• Passage to read:
● ● ●
**Question:**

From the top of a building AB, 60 m high, the angles of depression of the top and bottom of a vertical lamp post CD are observed to be 30° and 60° respectively. Find

(i) the horizontal distance between AB and CD

(ii) the height of the lamp post.

(iii) the difference between the heights of the building and the lamp post.

**Solution:**

Let $A B$ be the building of height 60 and $C D$ be the lamp post of height $h$, an angle of depression of the top and bottom of vertical lamp post are $30^{\circ}$ and $60^{\circ}$ respectively. Let $A E=h, A C=x$ and $A C=E D$. It is also given $A B=60 \mathrm{~m}$. Then $B E=60-h$ And $\angle A C B=60^{\circ}, \angle B D E=30^{\circ}$

We have to find the following

(i) The horizontal distance between *AB* and *CD*

(ii) The height of lamp post

(iii) The difference between the heights of building and the lamp post

We have the corresponding figure as follows

(*i*) So we use trigonometric ratios.
● ● ●
• Rows:
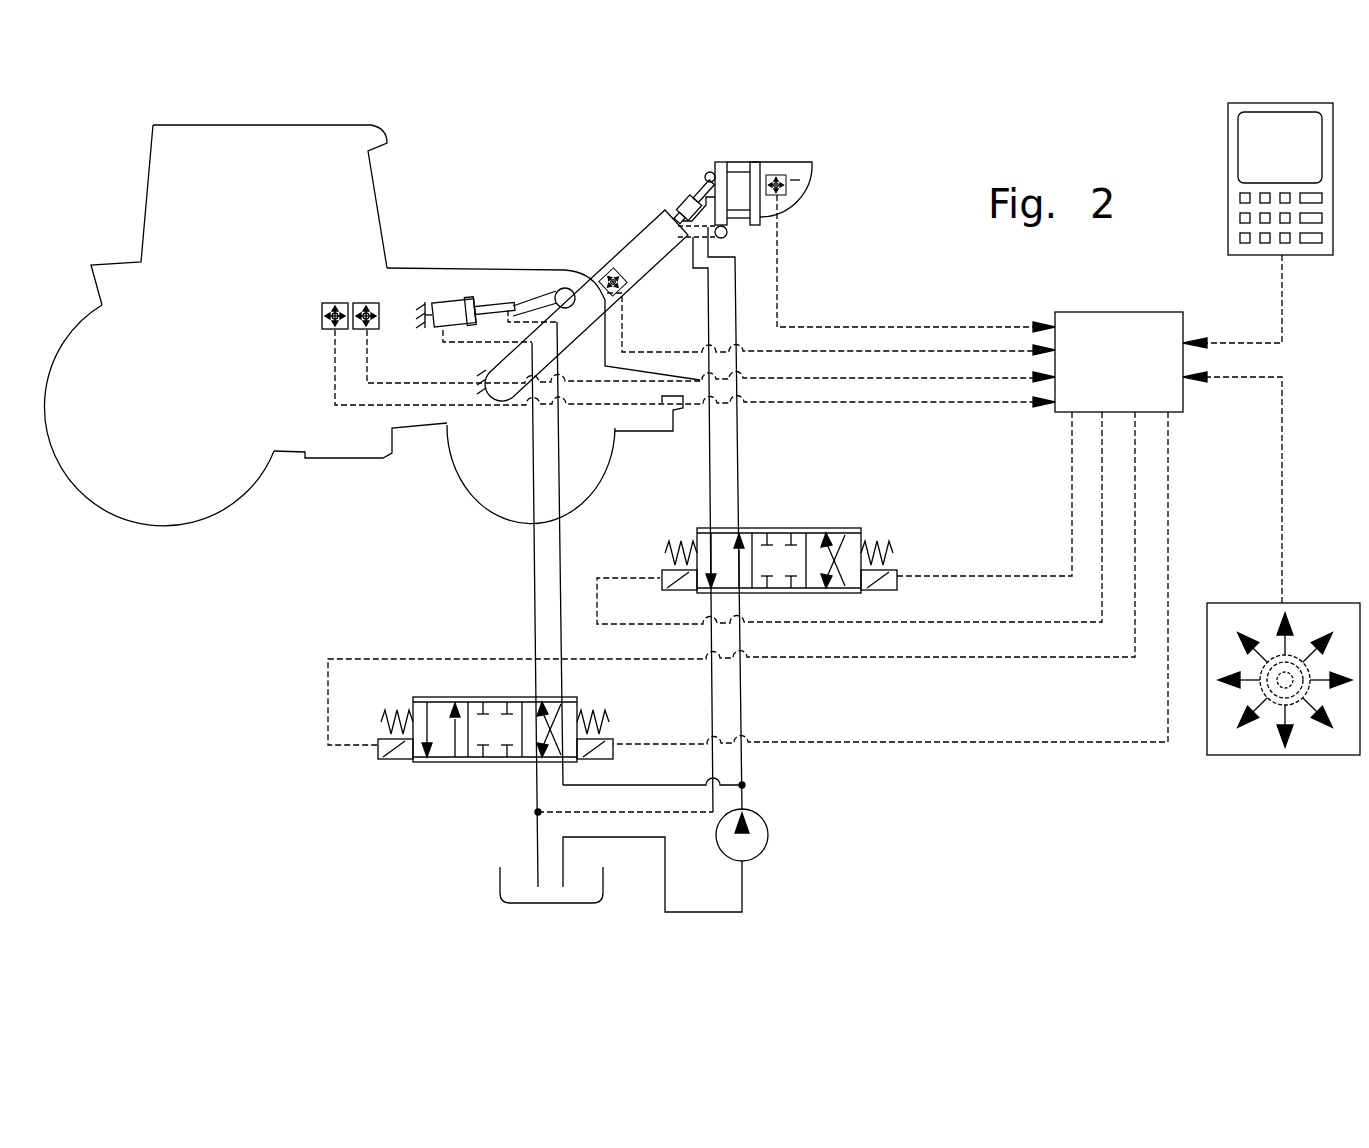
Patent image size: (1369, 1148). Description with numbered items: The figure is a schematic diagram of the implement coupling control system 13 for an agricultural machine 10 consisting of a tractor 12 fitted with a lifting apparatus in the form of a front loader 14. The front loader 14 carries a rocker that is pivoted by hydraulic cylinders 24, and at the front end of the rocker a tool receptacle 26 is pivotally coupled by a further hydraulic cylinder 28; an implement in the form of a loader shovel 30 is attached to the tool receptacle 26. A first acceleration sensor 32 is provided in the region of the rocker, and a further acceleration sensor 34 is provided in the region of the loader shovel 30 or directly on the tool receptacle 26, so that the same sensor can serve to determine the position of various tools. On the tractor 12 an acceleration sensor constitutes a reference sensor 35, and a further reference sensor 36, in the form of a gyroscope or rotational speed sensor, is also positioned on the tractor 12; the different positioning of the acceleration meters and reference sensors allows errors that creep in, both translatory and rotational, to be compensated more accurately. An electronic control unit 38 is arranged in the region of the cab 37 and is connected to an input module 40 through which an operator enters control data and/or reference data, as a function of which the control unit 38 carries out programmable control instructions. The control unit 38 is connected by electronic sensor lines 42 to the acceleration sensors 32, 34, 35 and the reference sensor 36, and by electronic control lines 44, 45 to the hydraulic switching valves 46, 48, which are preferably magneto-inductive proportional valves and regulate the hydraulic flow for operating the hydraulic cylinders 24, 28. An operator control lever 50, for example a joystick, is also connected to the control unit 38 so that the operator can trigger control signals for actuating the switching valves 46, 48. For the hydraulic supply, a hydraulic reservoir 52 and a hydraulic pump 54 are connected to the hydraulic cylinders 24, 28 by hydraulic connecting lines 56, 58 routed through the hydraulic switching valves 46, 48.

The agricultural machine 10 is at (526, 173).
The tractor 12 is at (340, 418).
The implement coupling control system 13 is at (912, 791).
The front loader 14 is at (628, 247).
The hydraulic cylinders 24 is at (527, 295).
The tool receptacle 26 is at (745, 160).
The further hydraulic cylinder 28 is at (680, 205).
The loader shovel 30 is at (807, 180).
The first acceleration sensor 32 is at (605, 270).
The further acceleration sensor 34 is at (769, 172).
The reference sensor 35 is at (380, 302).
The further reference sensor 36 is at (322, 312).
The operator cab 37 is at (300, 160).
The electronic control unit 38 is at (1117, 312).
The input module 40 is at (1227, 172).
The electronic sensor lines 42 is at (898, 402).
The electronic control lines 44 is at (1135, 540).
The electronic control lines 45 is at (1102, 518).
The hydraulic switching valve 46 is at (480, 758).
The hydraulic switching valve 48 is at (828, 528).
The operator control lever 50 is at (1270, 757).
The hydraulic reservoir 52 is at (500, 885).
The hydraulic pump 54 is at (768, 835).
The hydraulic connecting lines 56 is at (532, 470).
The hydraulic connecting lines 58 is at (710, 460).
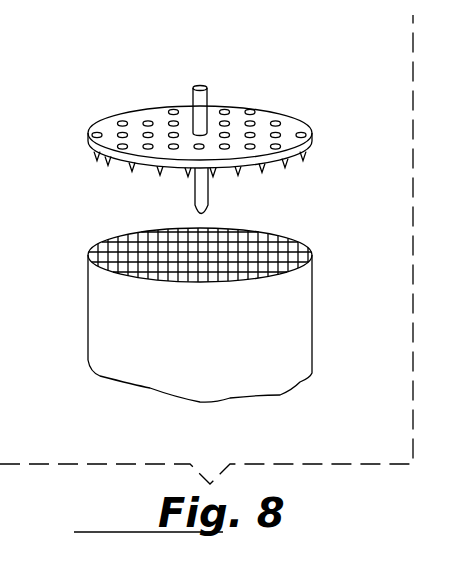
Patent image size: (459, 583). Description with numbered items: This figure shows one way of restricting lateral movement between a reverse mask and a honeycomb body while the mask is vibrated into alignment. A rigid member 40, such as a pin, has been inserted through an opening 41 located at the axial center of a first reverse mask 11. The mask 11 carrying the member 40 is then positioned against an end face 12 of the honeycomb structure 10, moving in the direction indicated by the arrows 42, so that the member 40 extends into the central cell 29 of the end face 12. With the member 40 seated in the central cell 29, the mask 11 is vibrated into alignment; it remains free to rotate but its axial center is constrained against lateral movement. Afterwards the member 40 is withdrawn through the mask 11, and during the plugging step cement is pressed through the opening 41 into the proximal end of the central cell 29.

The honeycomb structure 10 is at (315, 302).
The first reverse mask 11 is at (317, 138).
The end face 12 is at (135, 251).
The central cell 29 is at (200, 250).
The member 40 is at (208, 204).
The opening 41 is at (210, 135).
The arrows 42 is at (89, 123).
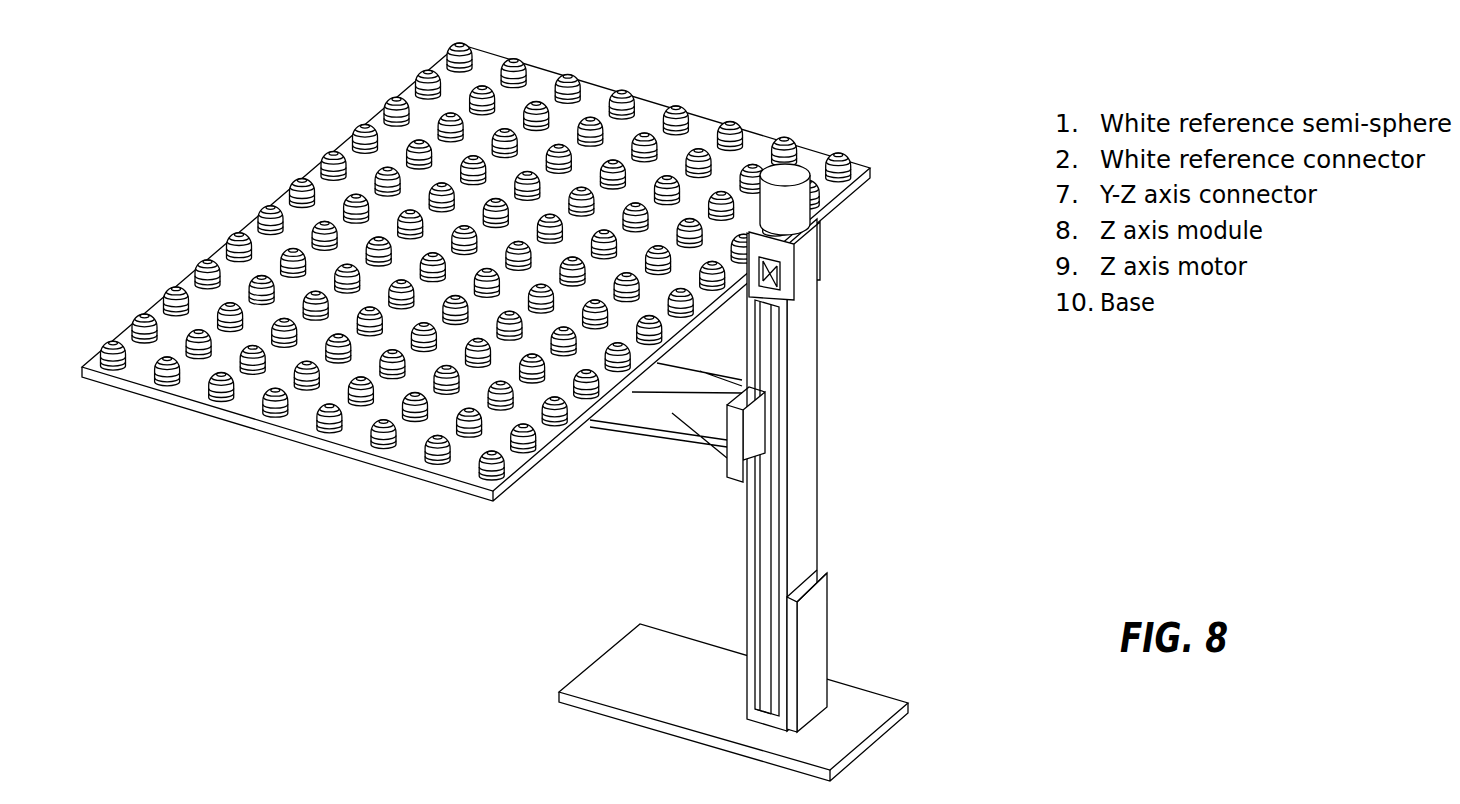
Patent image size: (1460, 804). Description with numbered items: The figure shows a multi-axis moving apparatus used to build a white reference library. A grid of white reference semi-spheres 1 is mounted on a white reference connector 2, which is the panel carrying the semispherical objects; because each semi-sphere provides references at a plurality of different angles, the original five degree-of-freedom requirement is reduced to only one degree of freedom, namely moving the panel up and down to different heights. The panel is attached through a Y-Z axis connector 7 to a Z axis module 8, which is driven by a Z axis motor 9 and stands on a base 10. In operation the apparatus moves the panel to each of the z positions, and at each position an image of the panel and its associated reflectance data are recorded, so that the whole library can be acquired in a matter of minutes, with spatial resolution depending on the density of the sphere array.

The white reference semi-sphere 1 is at (203, 263).
The white reference connector 2 is at (198, 392).
The Y-Z axis connector 7 is at (679, 413).
The Z axis module 8 is at (795, 440).
The Z axis motor 9 is at (788, 206).
The base 10 is at (813, 688).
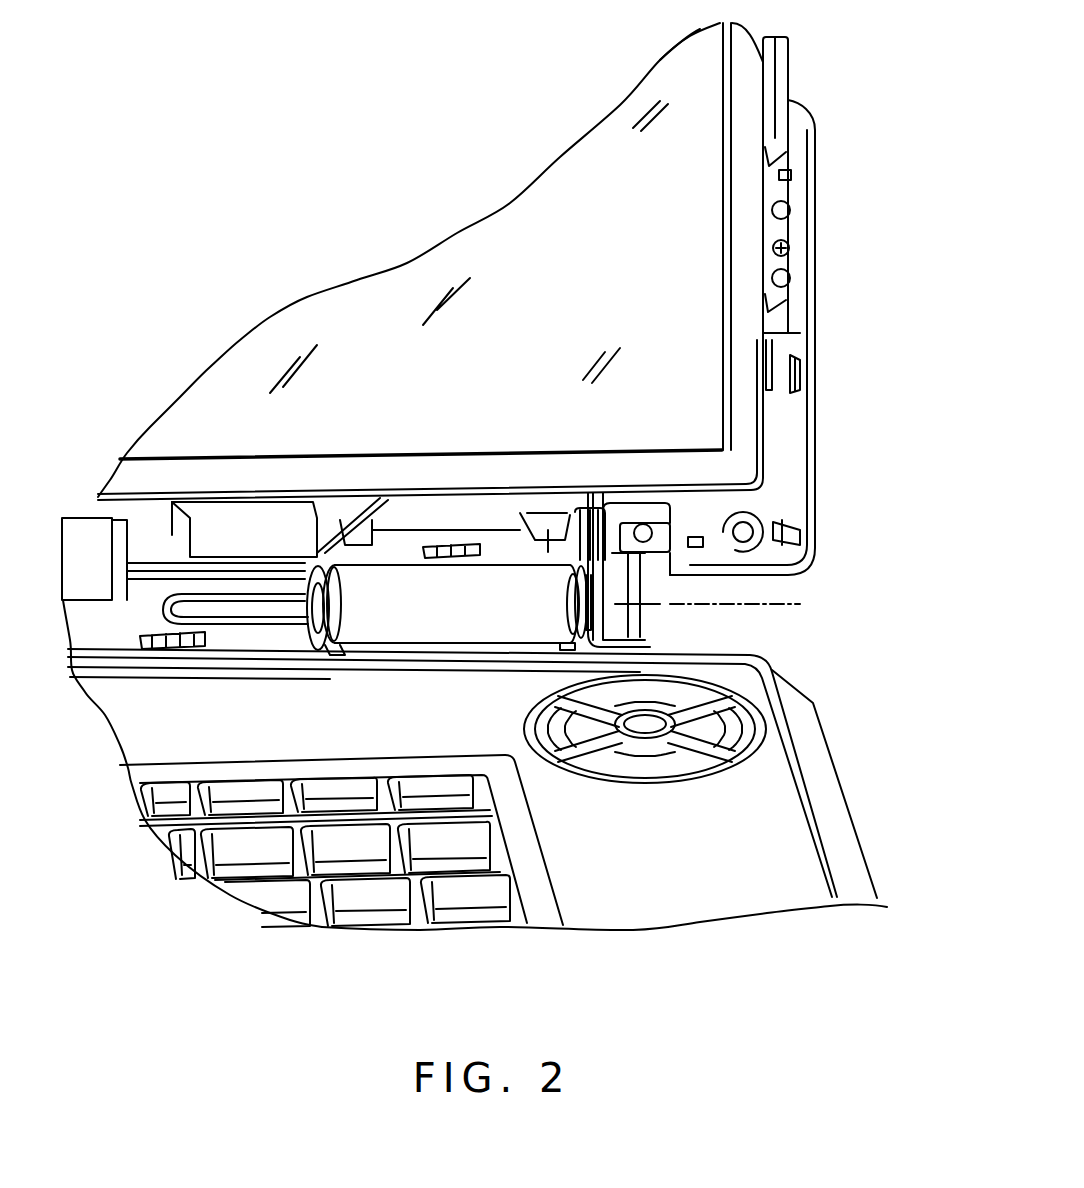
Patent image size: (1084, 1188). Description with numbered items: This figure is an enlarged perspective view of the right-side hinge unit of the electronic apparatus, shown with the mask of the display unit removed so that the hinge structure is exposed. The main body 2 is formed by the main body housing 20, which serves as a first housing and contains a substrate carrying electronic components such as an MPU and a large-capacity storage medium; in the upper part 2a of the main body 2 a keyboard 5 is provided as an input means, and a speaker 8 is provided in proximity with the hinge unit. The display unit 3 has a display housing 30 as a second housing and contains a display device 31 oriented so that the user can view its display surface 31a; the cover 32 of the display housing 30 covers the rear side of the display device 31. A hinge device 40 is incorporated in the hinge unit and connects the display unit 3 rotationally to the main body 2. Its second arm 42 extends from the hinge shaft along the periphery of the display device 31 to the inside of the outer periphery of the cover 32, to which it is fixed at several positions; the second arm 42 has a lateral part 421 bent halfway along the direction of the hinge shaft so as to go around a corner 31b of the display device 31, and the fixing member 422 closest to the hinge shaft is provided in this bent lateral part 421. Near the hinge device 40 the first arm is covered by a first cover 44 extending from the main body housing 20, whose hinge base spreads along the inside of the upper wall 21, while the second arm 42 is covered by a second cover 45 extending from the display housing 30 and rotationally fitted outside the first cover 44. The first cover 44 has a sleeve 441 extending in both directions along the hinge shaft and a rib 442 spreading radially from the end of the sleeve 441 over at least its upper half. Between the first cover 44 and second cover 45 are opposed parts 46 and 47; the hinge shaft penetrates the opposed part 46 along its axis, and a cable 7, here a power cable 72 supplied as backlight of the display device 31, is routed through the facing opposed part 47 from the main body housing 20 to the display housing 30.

The main body 2 is at (850, 766).
The upper part of the main body 2a is at (549, 938).
The display unit 3 is at (803, 56).
The keyboard 5 is at (517, 868).
The cable 7 is at (222, 630).
The speaker 8 is at (707, 722).
The main body housing 20 is at (757, 915).
The upper wall 21 is at (795, 850).
The display housing 30 is at (818, 340).
The display device 31 is at (489, 224).
The display surface 31a is at (622, 104).
The corner of the display device 31b is at (737, 460).
The cover 32 is at (815, 197).
The hinge device 40 is at (577, 505).
The second arm 42 is at (787, 135).
The lateral part 421 is at (645, 502).
The fixing member 422 is at (760, 531).
The first cover 44 is at (445, 612).
The sleeve 441 is at (323, 632).
The rib 442 is at (338, 606).
The second cover 45 is at (638, 616).
The opposed part 46 is at (563, 652).
The opposed part 47 is at (342, 654).
The power cable 72 is at (272, 626).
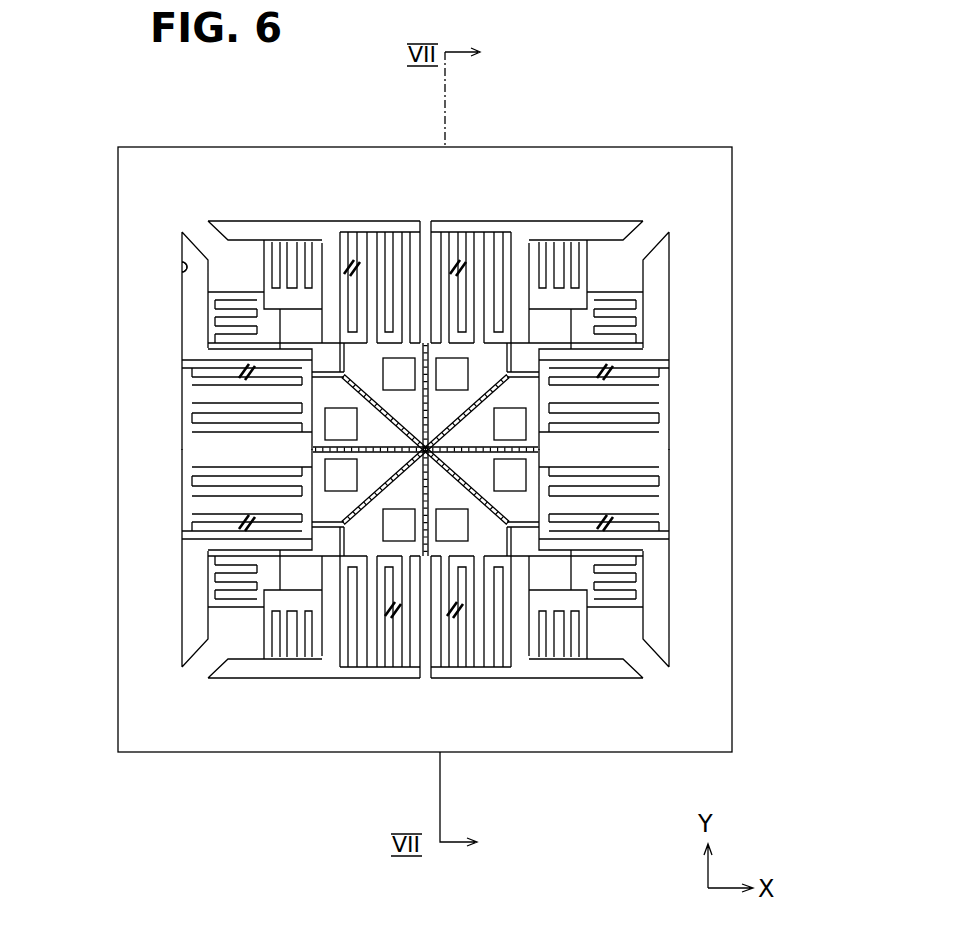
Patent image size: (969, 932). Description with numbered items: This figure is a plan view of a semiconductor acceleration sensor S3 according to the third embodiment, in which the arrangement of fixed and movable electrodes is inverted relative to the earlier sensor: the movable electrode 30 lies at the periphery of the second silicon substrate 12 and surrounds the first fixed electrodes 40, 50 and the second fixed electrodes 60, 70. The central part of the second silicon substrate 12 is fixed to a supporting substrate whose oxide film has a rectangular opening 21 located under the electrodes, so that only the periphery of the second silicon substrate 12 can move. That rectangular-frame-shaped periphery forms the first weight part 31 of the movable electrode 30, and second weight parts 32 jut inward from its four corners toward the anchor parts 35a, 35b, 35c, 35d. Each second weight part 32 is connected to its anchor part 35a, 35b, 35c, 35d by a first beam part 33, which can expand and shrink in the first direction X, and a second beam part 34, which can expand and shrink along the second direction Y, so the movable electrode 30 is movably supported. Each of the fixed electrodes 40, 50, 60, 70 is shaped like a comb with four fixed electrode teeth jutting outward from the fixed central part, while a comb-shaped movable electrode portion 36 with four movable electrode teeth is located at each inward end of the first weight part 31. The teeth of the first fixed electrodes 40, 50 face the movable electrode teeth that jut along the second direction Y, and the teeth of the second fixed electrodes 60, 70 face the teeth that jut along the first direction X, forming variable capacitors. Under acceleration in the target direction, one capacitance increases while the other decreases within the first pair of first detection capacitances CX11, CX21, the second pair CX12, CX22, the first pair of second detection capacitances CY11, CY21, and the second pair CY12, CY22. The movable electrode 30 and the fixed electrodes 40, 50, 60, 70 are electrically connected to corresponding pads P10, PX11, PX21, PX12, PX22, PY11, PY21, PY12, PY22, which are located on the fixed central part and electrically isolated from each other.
● ● ●
• Goal:
Extend the building-and-lamp-post solution, picking up right after its last sentence.

• Output of the task:
$\ln \Delta A B C$

$\Rightarrow \quad \tan 60^{\circ}=\frac{A B}{A C}$

$\Rightarrow \quad \sqrt{3}=\frac{60}{x}$

$\Rightarrow \quad x=\frac{60}{\sqrt{3}}$

$\Rightarrow \quad x=34.64$

Hence the distance between $A B$ and $C D$ is $34.64$

(*ii*) Again in

$\Rightarrow \quad \tan 30^{\circ}=\frac{B E}{D E}$

$\Rightarrow \quad \frac{1}{\sqrt{3}}=\frac{60-h}{x}$

$\Rightarrow \quad \frac{60}{\sqrt{3}}=(60-h) \sqrt{3}$

$\Rightarrow \quad 60=180-3 h$

$\Rightarrow \quad 60=180-3 h$

$\Rightarrow \quad 3 h=120$

$\Rightarrow \quad 3 h=120$

$\Rightarrow \quad h=40$

Hence the height of lamp post is $40 \mathrm{~m}$.

(iii) Since BE $=60-h$

$\Rightarrow \quad B E=60-40$

$\Rightarrow \quad B E=20$

Hence the difference between height of building and lamp post is $20 \mathrm{~m}$.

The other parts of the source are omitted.